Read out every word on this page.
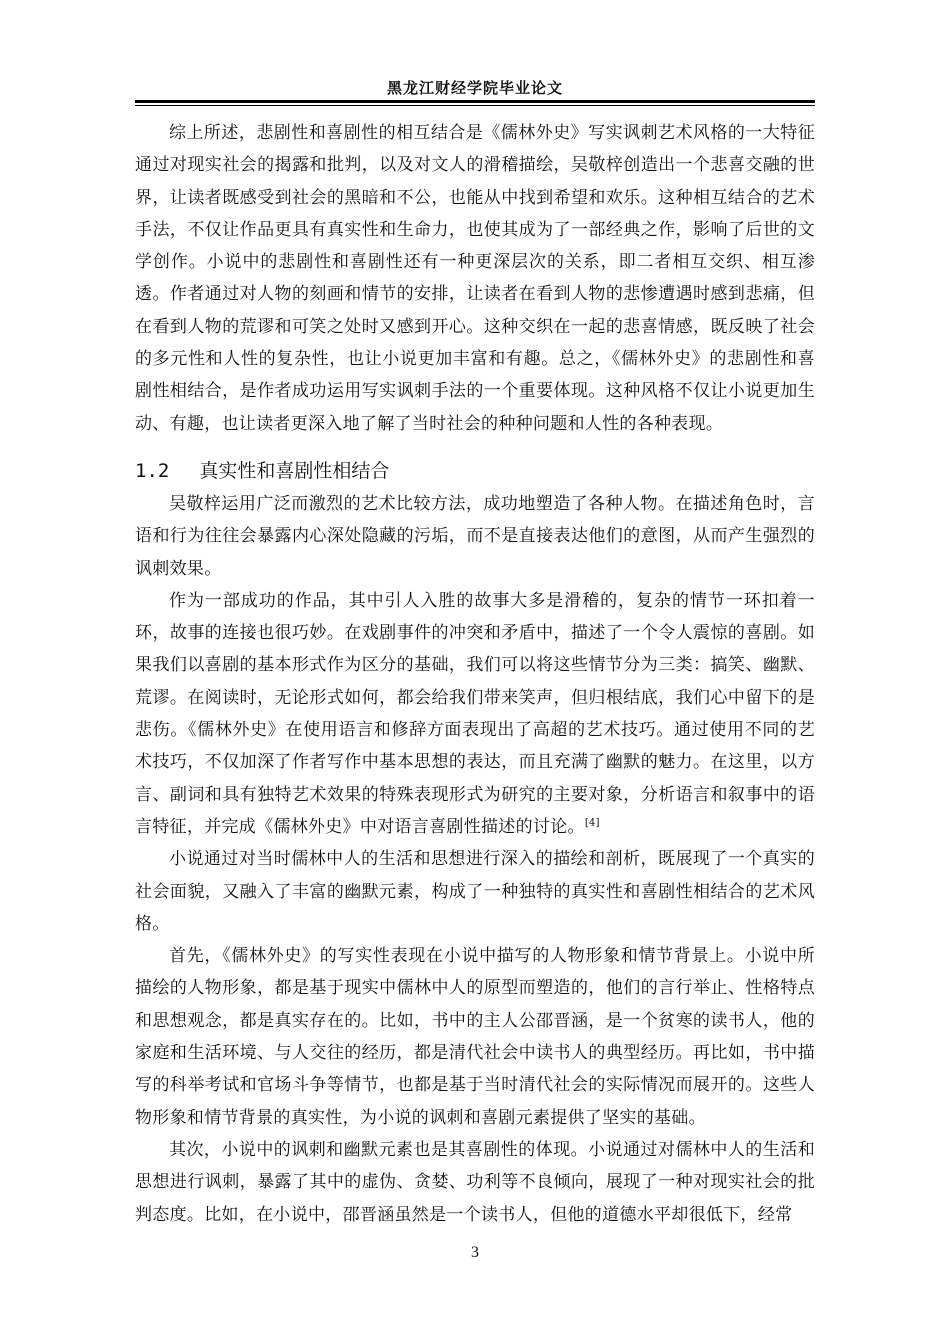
黑龙江财经学院毕业论文

综上所述，悲剧性和喜剧性的相互结合是《儒林外史》写实讽刺艺术风格的一大特征通过对现实社会的揭露和批判，以及对文人的滑稽描绘，吴敬梓创造出一个悲喜交融的世界，让读者既感受到社会的黑暗和不公，也能从中找到希望和欢乐。这种相互结合的艺术手法，不仅让作品更具有真实性和生命力，也使其成为了一部经典之作，影响了后世的文学创作。小说中的悲剧性和喜剧性还有一种更深层次的关系，即二者相互交织、相互渗透。作者通过对人物的刻画和情节的安排，让读者在看到人物的悲惨遭遇时感到悲痛，但在看到人物的荒谬和可笑之处时又感到开心。这种交织在一起的悲喜情感，既反映了社会的多元性和人性的复杂性，也让小说更加丰富和有趣。总之，《儒林外史》的悲剧性和喜剧性相结合，是作者成功运用写实讽刺手法的一个重要体现。这种风格不仅让小说更加生动、有趣，也让读者更深入地了解了当时社会的种种问题和人性的各种表现。

1.2 真实性和喜剧性相结合

吴敬梓运用广泛而激烈的艺术比较方法，成功地塑造了各种人物。在描述角色时，言语和行为往往会暴露内心深处隐藏的污垢，而不是直接表达他们的意图，从而产生强烈的讽刺效果。

作为一部成功的作品，其中引人入胜的故事大多是滑稽的，复杂的情节一环扣着一环，故事的连接也很巧妙。在戏剧事件的冲突和矛盾中，描述了一个令人震惊的喜剧。如果我们以喜剧的基本形式作为区分的基础，我们可以将这些情节分为三类：搞笑、幽默、荒谬。在阅读时，无论形式如何，都会给我们带来笑声，但归根结底，我们心中留下的是悲伤。《儒林外史》在使用语言和修辞方面表现出了高超的艺术技巧。通过使用不同的艺术技巧，不仅加深了作者写作中基本思想的表达，而且充满了幽默的魅力。在这里，以方言、副词和具有独特艺术效果的特殊表现形式为研究的主要对象，分析语言和叙事中的语言特征，并完成《儒林外史》中对语言喜剧性描述的讨论。[4]

小说通过对当时儒林中人的生活和思想进行深入的描绘和剖析，既展现了一个真实的社会面貌，又融入了丰富的幽默元素，构成了一种独特的真实性和喜剧性相结合的艺术风格。

首先，《儒林外史》的写实性表现在小说中描写的人物形象和情节背景上。小说中所描绘的人物形象，都是基于现实中儒林中人的原型而塑造的，他们的言行举止、性格特点和思想观念，都是真实存在的。比如，书中的主人公邵晋涵，是一个贫寒的读书人，他的家庭和生活环境、与人交往的经历，都是清代社会中读书人的典型经历。再比如，书中描写的科举考试和官场斗争等情节，也都是基于当时清代社会的实际情况而展开的。这些人物形象和情节背景的真实性，为小说的讽刺和喜剧元素提供了坚实的基础。

其次，小说中的讽刺和幽默元素也是其喜剧性的体现。小说通过对儒林中人的生活和思想进行讽刺，暴露了其中的虚伪、贪婪、功利等不良倾向，展现了一种对现实社会的批判态度。比如，在小说中，邵晋涵虽然是一个读书人，但他的道德水平却很低下，经常

3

***

* Directions for this task: Within the material above, find the lines that contain the word "儒林外史"; copy them.

* Full answer:
综上所述，悲剧性和喜剧性的相互结合是《儒林外史》写实讽刺艺术风格的一大特征通过对现实社会的揭露和批判，以及对文人的滑稽描绘，吴敬梓创造出一个悲喜交融的世界，让读者既感受到社会的黑暗和不公，也能从中找到希望和欢乐。这种相互结合的艺术手法，不仅让作品更具有真实性和生命力，也使其成为了一部经典之作，影响了后世的文学创作。小说中的悲剧性和喜剧性还有一种更深层次的关系，即二者相互交织、相互渗透。作者通过对人物的刻画和情节的安排，让读者在看到人物的悲惨遭遇时感到悲痛，但在看到人物的荒谬和可笑之处时又感到开心。这种交织在一起的悲喜情感，既反映了社会的多元性和人性的复杂性，也让小说更加丰富和有趣。总之，《儒林外史》的悲剧性和喜剧性相结合，是作者成功运用写实讽刺手法的一个重要体现。这种风格不仅让小说更加生动、有趣，也让读者更深入地了解了当时社会的种种问题和人性的各种表现。
作为一部成功的作品，其中引人入胜的故事大多是滑稽的，复杂的情节一环扣着一环，故事的连接也很巧妙。在戏剧事件的冲突和矛盾中，描述了一个令人震惊的喜剧。如果我们以喜剧的基本形式作为区分的基础，我们可以将这些情节分为三类：搞笑、幽默、荒谬。在阅读时，无论形式如何，都会给我们带来笑声，但归根结底，我们心中留下的是悲伤。《儒林外史》在使用语言和修辞方面表现出了高超的艺术技巧。通过使用不同的艺术技巧，不仅加深了作者写作中基本思想的表达，而且充满了幽默的魅力。在这里，以方言、副词和具有独特艺术效果的特殊表现形式为研究的主要对象，分析语言和叙事中的语言特征，并完成《儒林外史》中对语言喜剧性描述的讨论。[4]
首先，《儒林外史》的写实性表现在小说中描写的人物形象和情节背景上。小说中所描绘的人物形象，都是基于现实中儒林中人的原型而塑造的，他们的言行举止、性格特点和思想观念，都是真实存在的。比如，书中的主人公邵晋涵，是一个贫寒的读书人，他的家庭和生活环境、与人交往的经历，都是清代社会中读书人的典型经历。再比如，书中描写的科举考试和官场斗争等情节，也都是基于当时清代社会的实际情况而展开的。这些人物形象和情节背景的真实性，为小说的讽刺和喜剧元素提供了坚实的基础。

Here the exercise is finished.